[Instruction] Of all the lines in the material below, how many include the string "terra"? Give the number only.

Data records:

^^^^

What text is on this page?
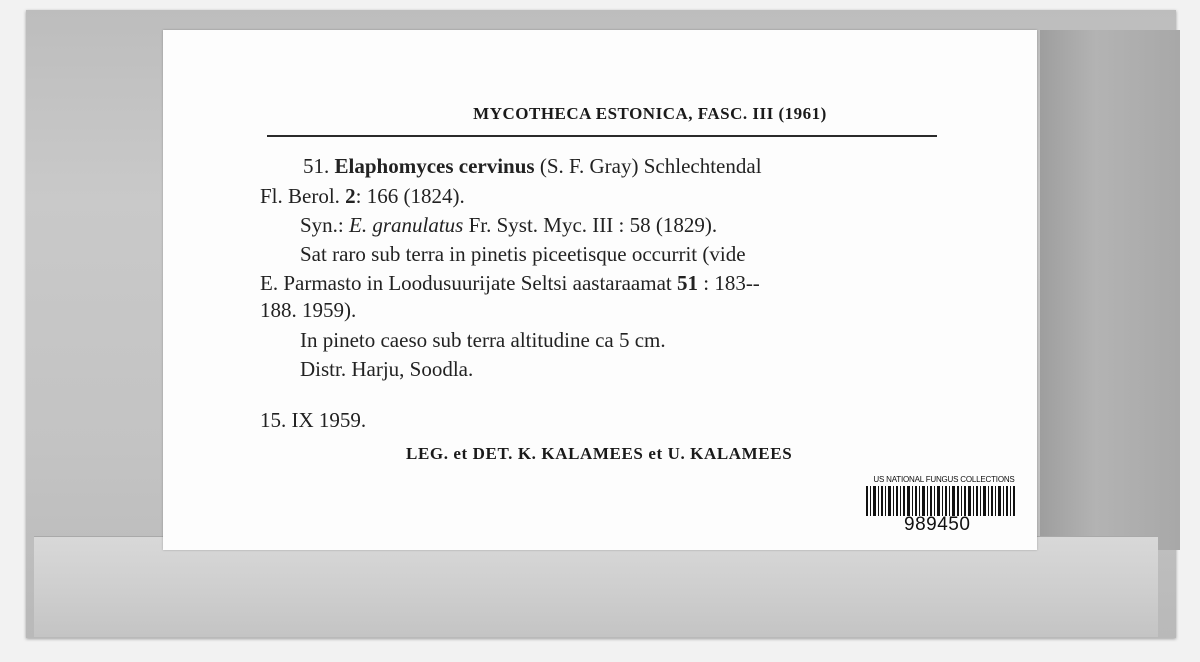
MYCOTHECA ESTONICA, FASC. III (1961)
51. Elaphomyces cervinus (S. F. Gray) Schlechtendal
Fl. Berol. 2: 166 (1824).
Syn.: E. granulatus Fr. Syst. Myc. III : 58 (1829).
Sat raro sub terra in pinetis piceetisque occurrit (vide
E. Parmasto in Loodusuurijate Seltsi aastaraamat 51 : 183--
188. 1959).
In pineto caeso sub terra altitudine ca 5 cm.
Distr. Harju, Soodla.
15. IX 1959.
LEG. et DET. K. KALAMEES et U. KALAMEES
US NATIONAL FUNGUS COLLECTIONS
989450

^^^^

[Response below] 2